Saved data entries:
start
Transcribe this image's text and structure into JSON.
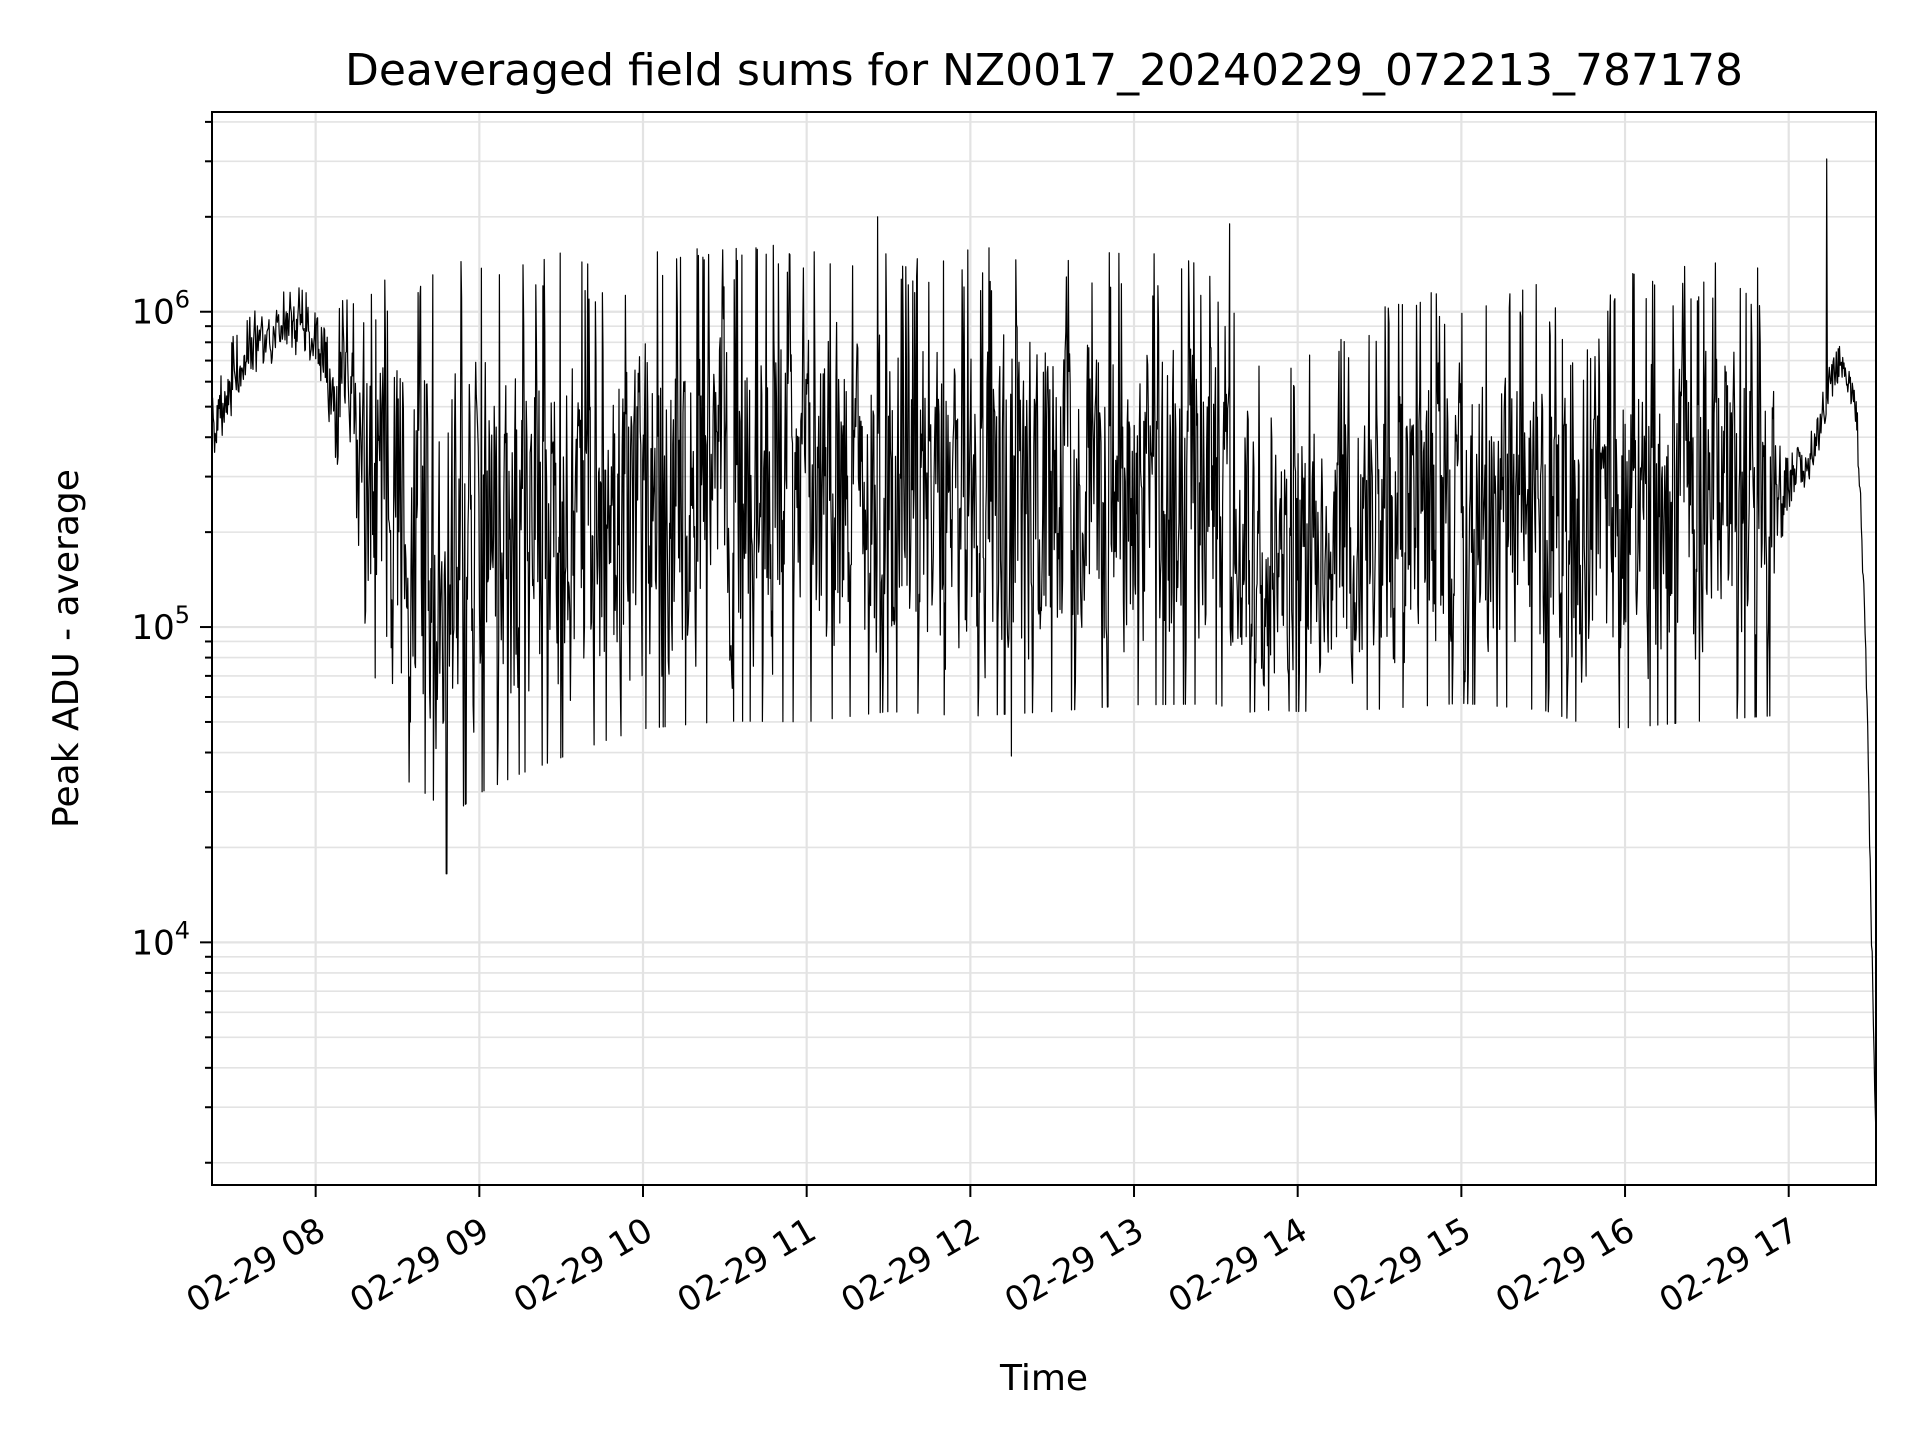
{
  "chart_data": {
    "type": "line",
    "title": "Deaveraged field sums for NZ0017_20240229_072213_787178",
    "xlabel": "Time",
    "ylabel": "Peak ADU - average",
    "y_scale": "log",
    "x_range": [
      "2024-02-29 07:22",
      "2024-02-29 17:32"
    ],
    "ylim": [
      1700,
      4300000
    ],
    "grid": "on (major and minor)",
    "line_color": "#000000",
    "x_ticks": [
      {
        "value": "2024-02-29 08:00",
        "label": "02-29 08"
      },
      {
        "value": "2024-02-29 09:00",
        "label": "02-29 09"
      },
      {
        "value": "2024-02-29 10:00",
        "label": "02-29 10"
      },
      {
        "value": "2024-02-29 11:00",
        "label": "02-29 11"
      },
      {
        "value": "2024-02-29 12:00",
        "label": "02-29 12"
      },
      {
        "value": "2024-02-29 13:00",
        "label": "02-29 13"
      },
      {
        "value": "2024-02-29 14:00",
        "label": "02-29 14"
      },
      {
        "value": "2024-02-29 15:00",
        "label": "02-29 15"
      },
      {
        "value": "2024-02-29 16:00",
        "label": "02-29 16"
      },
      {
        "value": "2024-02-29 17:00",
        "label": "02-29 17"
      }
    ],
    "y_ticks": [
      {
        "value": 10000,
        "base": "10",
        "exp": "4"
      },
      {
        "value": 100000,
        "base": "10",
        "exp": "5"
      },
      {
        "value": 1000000,
        "base": "10",
        "exp": "6"
      }
    ],
    "envelope": {
      "x": [
        "07:22",
        "07:30",
        "07:40",
        "07:50",
        "08:00",
        "08:10",
        "08:20",
        "08:30",
        "08:40",
        "08:50",
        "09:00",
        "09:15",
        "09:30",
        "09:45",
        "10:00",
        "10:30",
        "11:00",
        "11:30",
        "12:00",
        "12:30",
        "13:00",
        "13:30",
        "13:40",
        "13:50",
        "14:00",
        "14:30",
        "15:00",
        "15:30",
        "15:45",
        "16:00",
        "16:30",
        "16:55",
        "17:00",
        "17:10",
        "17:15",
        "17:20",
        "17:25",
        "17:28",
        "17:30",
        "17:31",
        "17:32"
      ],
      "high": [
        500000,
        800000,
        1000000,
        1100000,
        1100000,
        900000,
        800000,
        900000,
        900000,
        900000,
        900000,
        900000,
        1000000,
        900000,
        1000000,
        1000000,
        1100000,
        1000000,
        1000000,
        1000000,
        1000000,
        900000,
        600000,
        400000,
        500000,
        700000,
        800000,
        800000,
        500000,
        900000,
        900000,
        900000,
        500000,
        600000,
        900000,
        1000000,
        700000,
        150000,
        20000,
        8000,
        2500
      ],
      "low": [
        350000,
        500000,
        700000,
        700000,
        600000,
        300000,
        90000,
        40000,
        35000,
        30000,
        35000,
        40000,
        45000,
        50000,
        55000,
        58000,
        58000,
        62000,
        60000,
        62000,
        65000,
        65000,
        60000,
        60000,
        60000,
        62000,
        65000,
        62000,
        55000,
        55000,
        58000,
        60000,
        150000,
        250000,
        400000,
        500000,
        300000,
        80000,
        12000,
        4000,
        2300
      ]
    },
    "spikes": [
      {
        "x": "08:48",
        "y": 16500
      },
      {
        "x": "11:26",
        "y": 2000000
      },
      {
        "x": "12:15",
        "y": 39000
      },
      {
        "x": "13:35",
        "y": 1900000
      },
      {
        "x": "17:14",
        "y": 3050000
      }
    ]
  }
}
end
- Requirement -
Output the entries above exactly. Drop the pictures.

- Complete response -
Transcribe this image's text and structure into JSON.
{
  "chart_data": {
    "type": "line",
    "title": "Deaveraged field sums for NZ0017_20240229_072213_787178",
    "xlabel": "Time",
    "ylabel": "Peak ADU - average",
    "y_scale": "log",
    "x_range": [
      "2024-02-29 07:22",
      "2024-02-29 17:32"
    ],
    "ylim": [
      1700,
      4300000
    ],
    "grid": "on (major and minor)",
    "line_color": "#000000",
    "x_ticks": [
      {
        "value": "2024-02-29 08:00",
        "label": "02-29 08"
      },
      {
        "value": "2024-02-29 09:00",
        "label": "02-29 09"
      },
      {
        "value": "2024-02-29 10:00",
        "label": "02-29 10"
      },
      {
        "value": "2024-02-29 11:00",
        "label": "02-29 11"
      },
      {
        "value": "2024-02-29 12:00",
        "label": "02-29 12"
      },
      {
        "value": "2024-02-29 13:00",
        "label": "02-29 13"
      },
      {
        "value": "2024-02-29 14:00",
        "label": "02-29 14"
      },
      {
        "value": "2024-02-29 15:00",
        "label": "02-29 15"
      },
      {
        "value": "2024-02-29 16:00",
        "label": "02-29 16"
      },
      {
        "value": "2024-02-29 17:00",
        "label": "02-29 17"
      }
    ],
    "y_ticks": [
      {
        "value": 10000,
        "base": "10",
        "exp": "4"
      },
      {
        "value": 100000,
        "base": "10",
        "exp": "5"
      },
      {
        "value": 1000000,
        "base": "10",
        "exp": "6"
      }
    ],
    "envelope": {
      "x": [
        "07:22",
        "07:30",
        "07:40",
        "07:50",
        "08:00",
        "08:10",
        "08:20",
        "08:30",
        "08:40",
        "08:50",
        "09:00",
        "09:15",
        "09:30",
        "09:45",
        "10:00",
        "10:30",
        "11:00",
        "11:30",
        "12:00",
        "12:30",
        "13:00",
        "13:30",
        "13:40",
        "13:50",
        "14:00",
        "14:30",
        "15:00",
        "15:30",
        "15:45",
        "16:00",
        "16:30",
        "16:55",
        "17:00",
        "17:10",
        "17:15",
        "17:20",
        "17:25",
        "17:28",
        "17:30",
        "17:31",
        "17:32"
      ],
      "high": [
        500000,
        800000,
        1000000,
        1100000,
        1100000,
        900000,
        800000,
        900000,
        900000,
        900000,
        900000,
        900000,
        1000000,
        900000,
        1000000,
        1000000,
        1100000,
        1000000,
        1000000,
        1000000,
        1000000,
        900000,
        600000,
        400000,
        500000,
        700000,
        800000,
        800000,
        500000,
        900000,
        900000,
        900000,
        500000,
        600000,
        900000,
        1000000,
        700000,
        150000,
        20000,
        8000,
        2500
      ],
      "low": [
        350000,
        500000,
        700000,
        700000,
        600000,
        300000,
        90000,
        40000,
        35000,
        30000,
        35000,
        40000,
        45000,
        50000,
        55000,
        58000,
        58000,
        62000,
        60000,
        62000,
        65000,
        65000,
        60000,
        60000,
        60000,
        62000,
        65000,
        62000,
        55000,
        55000,
        58000,
        60000,
        150000,
        250000,
        400000,
        500000,
        300000,
        80000,
        12000,
        4000,
        2300
      ]
    },
    "spikes": [
      {
        "x": "08:48",
        "y": 16500
      },
      {
        "x": "11:26",
        "y": 2000000
      },
      {
        "x": "12:15",
        "y": 39000
      },
      {
        "x": "13:35",
        "y": 1900000
      },
      {
        "x": "17:14",
        "y": 3050000
      }
    ]
  }
}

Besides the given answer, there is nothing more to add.